■ **RECORDS FOR THE TASK**:
- - - - -
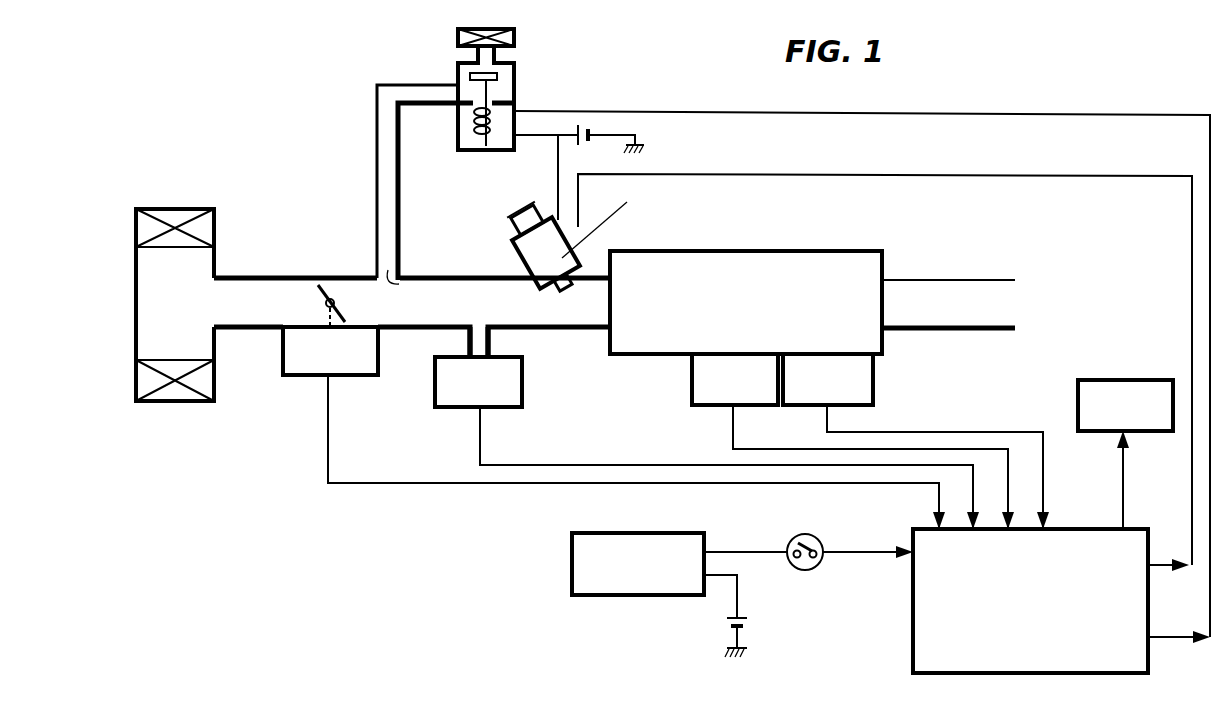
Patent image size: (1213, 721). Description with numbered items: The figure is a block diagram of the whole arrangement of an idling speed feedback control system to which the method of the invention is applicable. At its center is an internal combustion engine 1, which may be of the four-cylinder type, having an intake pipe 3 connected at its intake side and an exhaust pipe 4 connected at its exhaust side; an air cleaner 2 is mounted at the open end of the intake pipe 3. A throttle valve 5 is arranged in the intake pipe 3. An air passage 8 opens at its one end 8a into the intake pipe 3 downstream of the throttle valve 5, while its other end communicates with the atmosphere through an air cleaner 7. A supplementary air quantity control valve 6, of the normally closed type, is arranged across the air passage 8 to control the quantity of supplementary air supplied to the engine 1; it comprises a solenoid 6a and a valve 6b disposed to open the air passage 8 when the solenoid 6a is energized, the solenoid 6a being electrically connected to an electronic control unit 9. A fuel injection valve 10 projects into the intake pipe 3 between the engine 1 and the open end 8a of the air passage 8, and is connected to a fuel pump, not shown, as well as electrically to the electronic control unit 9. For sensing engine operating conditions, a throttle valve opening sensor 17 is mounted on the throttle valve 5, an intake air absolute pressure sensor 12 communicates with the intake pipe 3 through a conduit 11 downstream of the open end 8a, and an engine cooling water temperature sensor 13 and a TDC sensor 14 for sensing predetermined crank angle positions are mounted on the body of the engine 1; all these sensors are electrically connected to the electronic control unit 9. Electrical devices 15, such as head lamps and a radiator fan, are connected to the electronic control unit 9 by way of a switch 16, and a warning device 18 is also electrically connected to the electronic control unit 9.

The internal combustion engine 1 is at (884, 262).
The air cleaner 2 is at (173, 402).
The intake pipe 3 is at (250, 322).
The exhaust pipe 4 is at (958, 320).
The throttle valve 5 is at (326, 288).
The supplementary air quantity control valve 6 is at (532, 86).
The solenoid 6a is at (473, 138).
The valve 6b is at (470, 75).
The air cleaner 7 is at (514, 38).
The air passage 8 is at (377, 145).
The open end of the air passage 8a is at (403, 283).
The electronic control unit 9 is at (912, 605).
The fuel injection valve 10 is at (512, 252).
The conduit 11 is at (483, 344).
The intake air absolute pressure (PBA) sensor 12 is at (522, 385).
The engine cooling water (TW) temperature sensor 13 is at (690, 392).
The TDC sensor 14 is at (873, 392).
The electrical devices 15 is at (608, 597).
The switch 16 is at (807, 570).
The throttle valve opening (θth) sensor 17 is at (367, 377).
The warning device 18 is at (1100, 380).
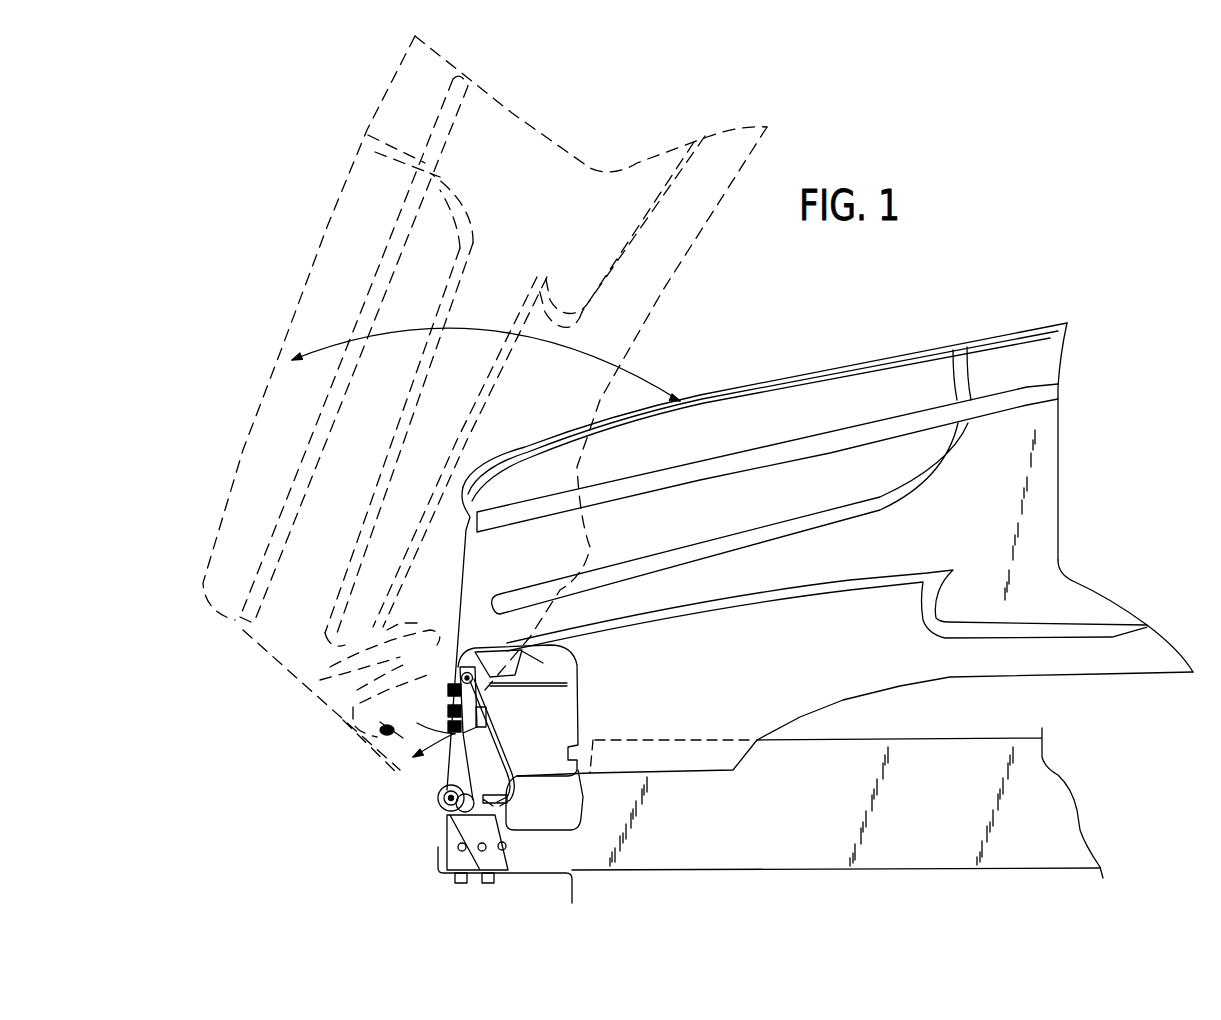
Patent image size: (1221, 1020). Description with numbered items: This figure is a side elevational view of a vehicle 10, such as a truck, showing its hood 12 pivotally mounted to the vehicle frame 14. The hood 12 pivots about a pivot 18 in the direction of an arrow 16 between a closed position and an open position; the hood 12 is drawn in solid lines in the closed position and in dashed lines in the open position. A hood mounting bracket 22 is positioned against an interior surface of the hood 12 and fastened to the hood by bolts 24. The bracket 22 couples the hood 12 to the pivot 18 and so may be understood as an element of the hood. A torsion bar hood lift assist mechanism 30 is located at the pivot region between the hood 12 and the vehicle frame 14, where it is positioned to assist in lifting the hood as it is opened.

The vehicle 10 is at (934, 284).
The hood 12 is at (312, 224).
The vehicle frame 14 is at (652, 862).
The arrow 16 is at (640, 385).
The pivot 18 is at (438, 802).
The hood mounting bracket 22 is at (448, 692).
The bolts 24 is at (448, 709).
The torsion bar hood lift assist mechanism 30 is at (506, 718).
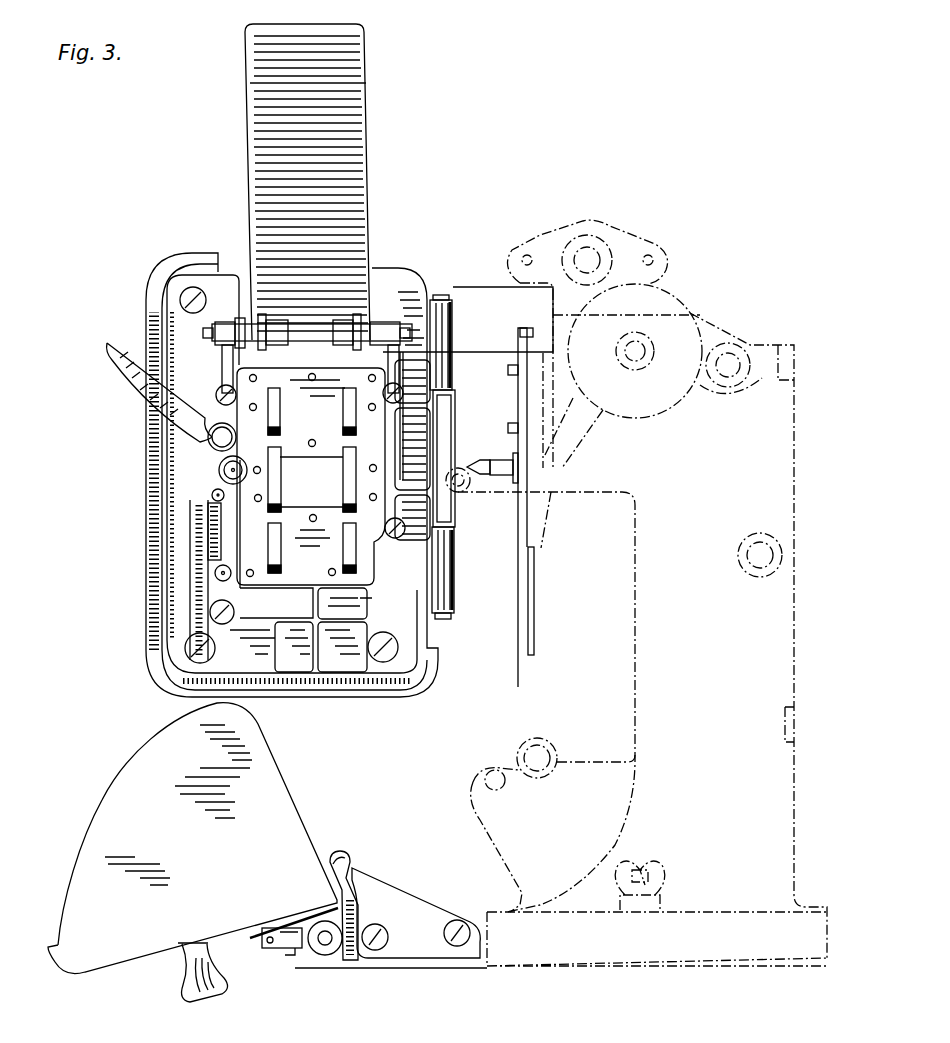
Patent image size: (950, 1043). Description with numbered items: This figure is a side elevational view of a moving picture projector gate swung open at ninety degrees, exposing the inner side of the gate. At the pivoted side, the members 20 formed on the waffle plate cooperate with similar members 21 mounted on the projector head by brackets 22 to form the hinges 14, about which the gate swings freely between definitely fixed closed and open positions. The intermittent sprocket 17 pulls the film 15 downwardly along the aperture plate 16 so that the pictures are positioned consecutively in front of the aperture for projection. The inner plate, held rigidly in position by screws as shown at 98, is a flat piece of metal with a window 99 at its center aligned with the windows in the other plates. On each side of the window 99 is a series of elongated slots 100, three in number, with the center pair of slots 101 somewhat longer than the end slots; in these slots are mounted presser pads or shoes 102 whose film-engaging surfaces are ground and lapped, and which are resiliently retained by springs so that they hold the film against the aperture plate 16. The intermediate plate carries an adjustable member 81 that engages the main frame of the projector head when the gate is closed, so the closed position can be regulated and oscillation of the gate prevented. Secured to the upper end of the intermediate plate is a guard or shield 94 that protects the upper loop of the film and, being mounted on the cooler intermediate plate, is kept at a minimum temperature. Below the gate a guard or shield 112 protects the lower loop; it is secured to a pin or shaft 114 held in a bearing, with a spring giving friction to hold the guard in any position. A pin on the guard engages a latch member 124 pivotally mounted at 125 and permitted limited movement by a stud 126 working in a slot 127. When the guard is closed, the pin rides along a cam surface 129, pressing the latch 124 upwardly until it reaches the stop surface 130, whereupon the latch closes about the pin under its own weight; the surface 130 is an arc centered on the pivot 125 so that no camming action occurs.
- - - - -
■ **AIM**:
Put every line of the data above into a Markdown table with the columns "Row" and "Text", numbering the rows and skipping blank lines. Leave the pictures out of the table.

■ **FINISHED EXERCISE**:
| Row | Text |
|---|---|
| 1 | Patent image size: (1213, 721). Description with numbered items: The figure is a block diagram of the whole arrangement of an idling speed feedback control system to which the method of the invention is applicable. At its center is an internal combustion engine 1, which may be of the four-cylinder type, having an intake pipe 3 connected at its intake side and an exhaust pipe 4 connected at its exhaust side; an air cleaner 2 is mounted at the open end of the intake pipe 3. A throttle valve 5 is arranged in the intake pipe 3. An air passage 8 opens at its one end 8a into the intake pipe 3 downstream of the throttle valve 5, while its other end communicates with the atmosphere through an air cleaner 7. A supplementary air quantity control valve 6, of the normally closed type, is arranged across the air passage 8 to control the quantity of supplementary air supplied to the engine 1; it comprises a solenoid 6a and a valve 6b disposed to open the air passage 8 when the solenoid 6a is energized, the solenoid 6a being electrically connected to an electronic control unit 9. A fuel injection valve 10 projects into the intake pipe 3 between the engine 1 and the open end 8a of the air passage 8, and is connected to a fuel pump, not shown, as well as electrically to the electronic control unit 9. For sensing engine operating conditions, a throttle valve opening sensor 17 is mounted on the throttle valve 5, an intake air absolute pressure sensor 12 communicates with the intake pipe 3 through a conduit 11 downstream of the open end 8a, and an engine cooling water temperature sensor 13 and a TDC sensor 14 for sensing predetermined crank angle positions are mounted on the body of the engine 1; all these sensors are electrically connected to the electronic control unit 9. Electrical devices 15, such as head lamps and a radiator fan, are connected to the electronic control unit 9 by way of a switch 16, and a warning device 18 is also electrically connected to the electronic control unit 9. |
| 2 | The internal combustion engine 1 is at (884, 262). |
| 3 | The air cleaner 2 is at (173, 402). |
| 4 | The intake pipe 3 is at (250, 322). |
| 5 | The exhaust pipe 4 is at (958, 320). |
| 6 | The throttle valve 5 is at (326, 288). |
| 7 | The supplementary air quantity control valve 6 is at (532, 86). |
| 8 | The solenoid 6a is at (473, 138). |
| 9 | The valve 6b is at (470, 75). |
| 10 | The air cleaner 7 is at (514, 38). |
| 11 | The air passage 8 is at (377, 145). |
| 12 | The open end of the air passage 8a is at (403, 283). |
| 13 | The electronic control unit 9 is at (912, 605). |
| 14 | The fuel injection valve 10 is at (512, 252). |
| 15 | The conduit 11 is at (483, 344). |
| 16 | The intake air absolute pressure (PBA) sensor 12 is at (522, 385). |
| 17 | The engine cooling water (TW) temperature sensor 13 is at (690, 392). |
| 18 | The TDC sensor 14 is at (873, 392). |
| 19 | The electrical devices 15 is at (608, 597). |
| 20 | The switch 16 is at (807, 570). |
| 21 | The throttle valve opening (θth) sensor 17 is at (367, 377). |
| 22 | The warning device 18 is at (1100, 380). |
| 23 | Patent image size: (1221, 1020). Description with numbered items: This figure is a side elevational view of a vehicle 10, such as a truck, showing its hood 12 pivotally mounted to the vehicle frame 14. The hood 12 pivots about a pivot 18 in the direction of an arrow 16 between a closed position and an open position; the hood 12 is drawn in solid lines in the closed position and in dashed lines in the open position. A hood mounting bracket 22 is positioned against an interior surface of the hood 12 and fastened to the hood by bolts 24. The bracket 22 couples the hood 12 to the pivot 18 and so may be understood as an element of the hood. A torsion bar hood lift assist mechanism 30 is located at the pivot region between the hood 12 and the vehicle frame 14, where it is positioned to assist in lifting the hood as it is opened. |
| 24 | The vehicle 10 is at (934, 284). |
| 25 | The hood 12 is at (312, 224). |
| 26 | The vehicle frame 14 is at (652, 862). |
| 27 | The arrow 16 is at (640, 385). |
| 28 | The pivot 18 is at (438, 802). |
| 29 | The hood mounting bracket 22 is at (448, 692). |
| 30 | The bolts 24 is at (448, 709). |
| 31 | The torsion bar hood lift assist mechanism 30 is at (506, 718). |
| 32 | Patent image size: (950, 1043). Description with numbered items: This figure is a side elevational view of a moving picture projector gate swung open at ninety degrees, exposing the inner side of the gate. At the pivoted side, the members 20 formed on the waffle plate cooperate with similar members 21 mounted on the projector head by brackets 22 to form the hinges 14, about which the gate swings freely between definitely fixed closed and open positions. The intermittent sprocket 17 pulls the film 15 downwardly along the aperture plate 16 so that the pictures are positioned consecutively in front of the aperture for projection. The inner plate, held rigidly in position by screws as shown at 98, is a flat piece of metal with a window 99 at its center aligned with the windows in the other plates. On each side of the window 99 is a series of elongated slots 100, three in number, with the center pair of slots 101 somewhat longer than the end slots; in these slots are mounted presser pads or shoes 102 whose film-engaging surfaces are ground and lapped, and which are resiliently retained by springs so that they hold the film against the aperture plate 16. The intermediate plate carries an adjustable member 81 that engages the main frame of the projector head when the gate is closed, so the closed position can be regulated and oscillation of the gate prevented. Secured to the upper end of the intermediate plate is a guard or shield 94 that protects the upper loop of the film and, being mounted on the cooler intermediate plate, is kept at a minimum temperature. Below the gate a guard or shield 112 protects the lower loop; it is secured to a pin or shaft 114 held in a bearing, with a spring giving friction to hold the guard in any position. A pin on the guard engages a latch member 124 pivotally mounted at 125 and permitted limited movement by a stud 126 working in a slot 127. When the guard is closed, the pin rides along a cam surface 129, pressing the latch 124 upwardly until it reaches the stop surface 130, whereupon the latch closes about the pin under its own weight; the surface 130 is an arc centered on the pivot 125 so that no camming action occurs. |